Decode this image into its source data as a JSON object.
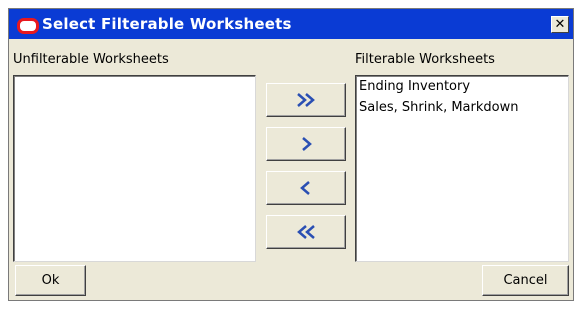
{
  "window": {
    "title": "Select Filterable Worksheets",
    "close_glyph": "✕"
  },
  "left_panel": {
    "label": "Unfilterable Worksheets",
    "items": []
  },
  "right_panel": {
    "label": "Filterable Worksheets",
    "items": [
      "Ending Inventory",
      "Sales, Shrink, Markdown"
    ]
  },
  "transfer_buttons": [
    {
      "name": "move-all-right",
      "icon": "double-chevron-right-icon"
    },
    {
      "name": "move-right",
      "icon": "chevron-right-icon"
    },
    {
      "name": "move-left",
      "icon": "chevron-left-icon"
    },
    {
      "name": "move-all-left",
      "icon": "double-chevron-left-icon"
    }
  ],
  "footer": {
    "ok_label": "Ok",
    "cancel_label": "Cancel"
  },
  "colors": {
    "titlebar": "#0a3bd4",
    "dialog_bg": "#ece9d8",
    "logo": "#e8181e",
    "arrow_blue": "#2a4fb3"
  }
}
- - -
YOUR OBJECTIVE: Set the listing down in full and exactly. Pictures within it should not appear in the copy.

RIGHT ANSWER:
Decode this image into its source data as a JSON object.
{
  "window": {
    "title": "Select Filterable Worksheets",
    "close_glyph": "✕"
  },
  "left_panel": {
    "label": "Unfilterable Worksheets",
    "items": []
  },
  "right_panel": {
    "label": "Filterable Worksheets",
    "items": [
      "Ending Inventory",
      "Sales, Shrink, Markdown"
    ]
  },
  "transfer_buttons": [
    {
      "name": "move-all-right",
      "icon": "double-chevron-right-icon"
    },
    {
      "name": "move-right",
      "icon": "chevron-right-icon"
    },
    {
      "name": "move-left",
      "icon": "chevron-left-icon"
    },
    {
      "name": "move-all-left",
      "icon": "double-chevron-left-icon"
    }
  ],
  "footer": {
    "ok_label": "Ok",
    "cancel_label": "Cancel"
  },
  "colors": {
    "titlebar": "#0a3bd4",
    "dialog_bg": "#ece9d8",
    "logo": "#e8181e",
    "arrow_blue": "#2a4fb3"
  }
}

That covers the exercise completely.